[Data extracted from a collection]
— begin —
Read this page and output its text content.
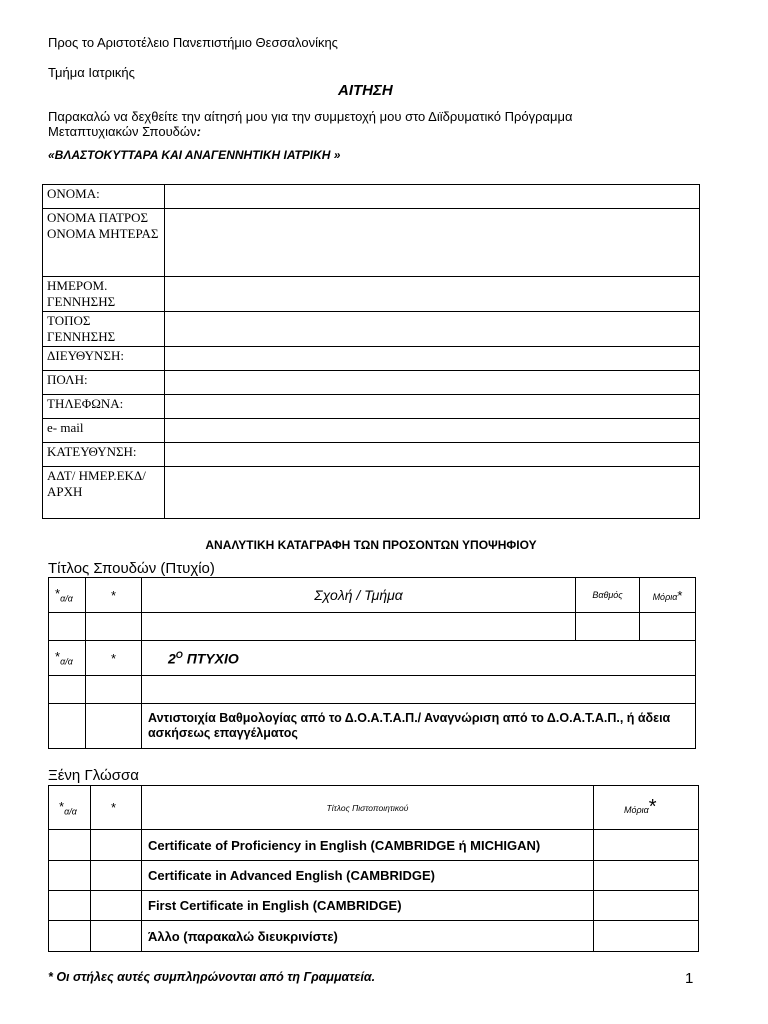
Προς το Αριστοτέλειο Πανεπιστήμιο Θεσσαλονίκης
Τμήμα Ιατρικής
ΑΙΤΗΣΗ
Παρακαλώ να δεχθείτε την αίτησή μου για την συμμετοχή μου στο Διϊδρυματικό Πρόγραμμα
Μεταπτυχιακών Σπουδών:
«ΒΛΑΣΤΟΚΥΤΤΑΡΑ ΚΑΙ ΑΝΑΓΕΝΝΗΤΙΚΗ ΙΑΤΡΙΚΗ »
ΟΝΟΜΑ:	
ΟΝΟΜΑ ΠΑΤΡΟΣ ΟΝΟΜΑ ΜΗΤΕΡΑΣ	
ΗΜΕΡΟΜ. ΓΕΝΝΗΣΗΣ	
ΤΟΠΟΣ ΓΕΝΝΗΣΗΣ	
ΔΙΕΥΘΥΝΣΗ:	
ΠΟΛΗ:	
ΤΗΛΕΦΩΝΑ:	
e- mail	
ΚΑΤΕΥΘΥΝΣΗ:	
ΑΔΤ/ ΗΜΕΡ.ΕΚΔ/ ΑΡΧΗ	
ΑΝΑΛΥΤΙΚΗ ΚΑΤΑΓΡΑΦΗ ΤΩΝ ΠΡΟΣΟΝΤΩΝ ΥΠΟΨΗΦΙΟΥ
Τίτλος Σπουδών (Πτυχίο)
$*_{\alpha/\alpha}$	*	Σχολή / Τμήμα	Βαθμός	Μόρια*

$*_{\alpha/\alpha}$	*	$2^O$ ΠΤΥΧΙΟ		

		Αντιστοιχία Βαθμολογίας από το Δ.Ο.Α.Τ.Α.Π./ Αναγνώριση από το Δ.Ο.Α.Τ.Α.Π., ή άδεια ασκήσεως επαγγέλματος		
Ξένη Γλώσσα
$*_{\alpha/\alpha}$	*	Τίτλος Πιστοποιητικού	Μόρια*
		Certificate of Proficiency in English (CAMBRIDGE ή MICHIGAN)	
		Certificate in Advanced English (CAMBRIDGE)	
		First Certificate in English (CAMBRIDGE)	
		Άλλο (παρακαλώ διευκρινίστε)	
* Οι στήλες αυτές συμπληρώνονται από τη Γραμματεία.	1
— end —
> Work required: Only lines with the word "CAMBRIDGE" are wanted, so copy each one from the records.

> Result for this exercise:
		Certificate of Proficiency in English (CAMBRIDGE ή MICHIGAN)	
		Certificate in Advanced English (CAMBRIDGE)	
		First Certificate in English (CAMBRIDGE)	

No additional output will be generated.